— start —
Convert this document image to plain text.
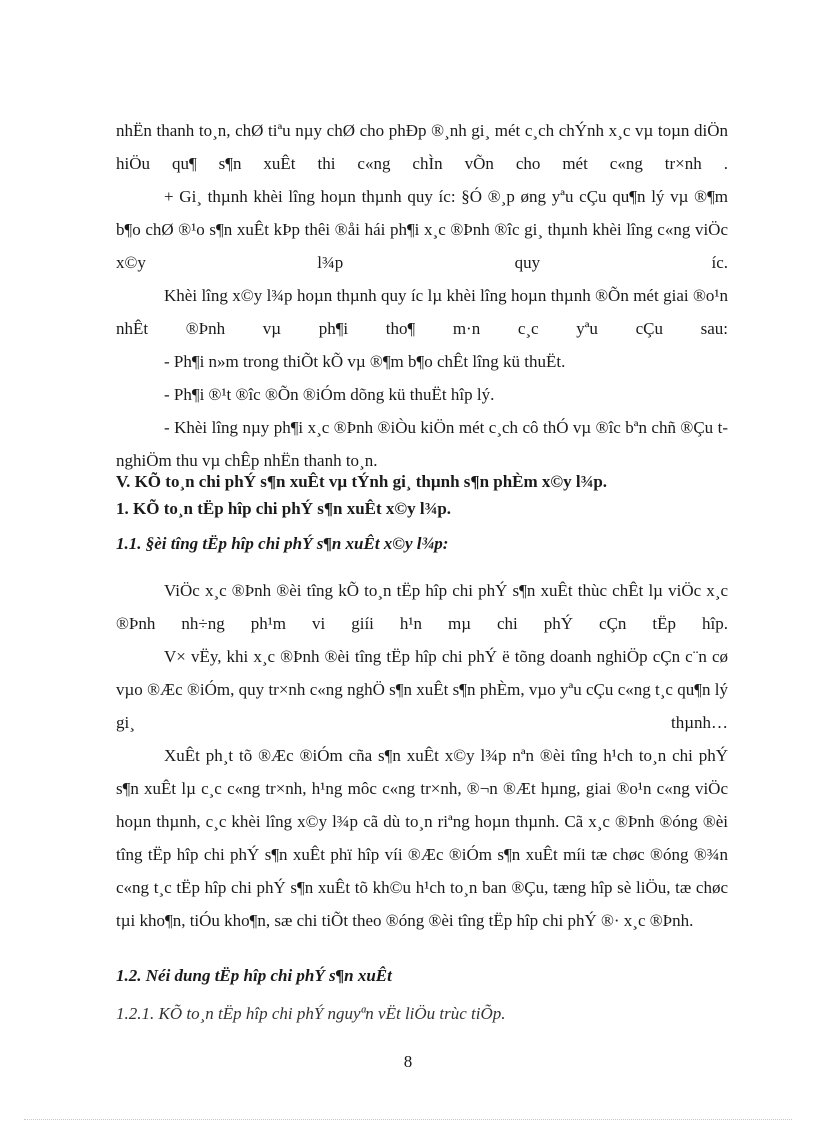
nhËn thanh to¸n, chØ tiªu nµy chØ cho phÐp ®¸nh gi¸ mét c¸ch chÝnh x¸c vµ toµn diÖn hiÖu qu¶ s¶n xuÊt thi c«ng chÌn vÕn cho mét c«ng tr×nh .

+ Gi¸ thµnh khèi lîng hoµn thµnh quy íc: §Ó ®¸p øng yªu cÇu qu¶n lý vµ ®¶m b¶o chØ ®¹o s¶n xuÊt kÞp thêi ®åi hái ph¶i x¸c ®Þnh ®îc gi¸ thµnh khèi lîng c«ng viÖc x©y l¾p quy íc.

Khèi lîng x©y l¾p hoµn thµnh quy íc lµ khèi lîng hoµn thµnh ®Õn mét giai ®o¹n nhÊt ®Þnh vµ ph¶i tho¶ m·n c¸c yªu cÇu sau:

- Ph¶i n»m trong thiÕt kÕ vµ ®¶m b¶o chÊt lîng kü thuËt.

- Ph¶i ®¹t ®îc ®Õn ®iÓm dõng kü thuËt hîp lý.

- Khèi lîng nµy ph¶i x¸c ®Þnh ®iÒu kiÖn mét c¸ch cô thÓ vµ ®îc bªn chñ ®Çu t nghiÖm thu vµ chÊp nhËn thanh to¸n.

V. KÕ to¸n chi phÝ s¶n xuÊt vµ tÝnh gi¸ thµnh s¶n phÈm x©y l¾p.

1. KÕ to¸n tËp hîp chi phÝ s¶n xuÊt x©y l¾p.

1.1. §èi tîng tËp hîp chi phÝ s¶n xuÊt x©y l¾p:

ViÖc x¸c ®Þnh ®èi tîng kÕ to¸n tËp hîp chi phÝ s¶n xuÊt thùc chÊt lµ viÖc x¸c ®Þnh nh÷ng ph¹m vi giíi h¹n mµ chi phÝ cÇn tËp hîp.

V× vËy, khi x¸c ®Þnh ®èi tîng tËp hîp chi phÝ ë tõng doanh nghiÖp cÇn c¨n cø vµo ®Æc ®iÓm, quy tr×nh c«ng nghÖ s¶n xuÊt s¶n phÈm, vµo yªu cÇu c«ng t¸c qu¶n lý gi¸ thµnh…

XuÊt ph¸t tõ ®Æc ®iÓm cña s¶n xuÊt x©y l¾p nªn ®èi tîng h¹ch to¸n chi phÝ s¶n xuÊt lµ c¸c c«ng tr×nh, h¹ng môc c«ng tr×nh, ®¬n ®Æt hµng, giai ®o¹n c«ng viÖc hoµn thµnh, c¸c khèi lîng x©y l¾p cã dù to¸n riªng hoµn thµnh. Cã x¸c ®Þnh ®óng ®èi tîng tËp hîp chi phÝ s¶n xuÊt phï hîp víi ®Æc ®iÓm s¶n xuÊt míi tæ chøc ®óng ®¾n c«ng t¸c tËp hîp chi phÝ s¶n xuÊt tõ kh©u h¹ch to¸n ban ®Çu, tæng hîp sè liÖu, tæ chøc tµi kho¶n, tiÓu kho¶n, sæ chi tiÕt theo ®óng ®èi tîng tËp hîp chi phÝ ®· x¸c ®Þnh.

1.2. Néi dung tËp hîp chi phÝ s¶n xuÊt

1.2.1. KÕ to¸n tËp hîp chi phÝ nguyªn vËt liÖu trùc tiÕp.

8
— end —
### Task directions:
Select, from the listing, all lines that include the word "nhËn".

### Result of this task:
nhËn thanh to¸n, chØ tiªu nµy chØ cho phÐp ®¸nh gi¸ mét c¸ch chÝnh x¸c vµ toµn diÖn hiÖu qu¶ s¶n xuÊt thi c«ng chÌn vÕn cho mét c«ng tr×nh .
- Khèi lîng nµy ph¶i x¸c ®Þnh ®iÒu kiÖn mét c¸ch cô thÓ vµ ®îc bªn chñ ®Çu t nghiÖm thu vµ chÊp nhËn thanh to¸n.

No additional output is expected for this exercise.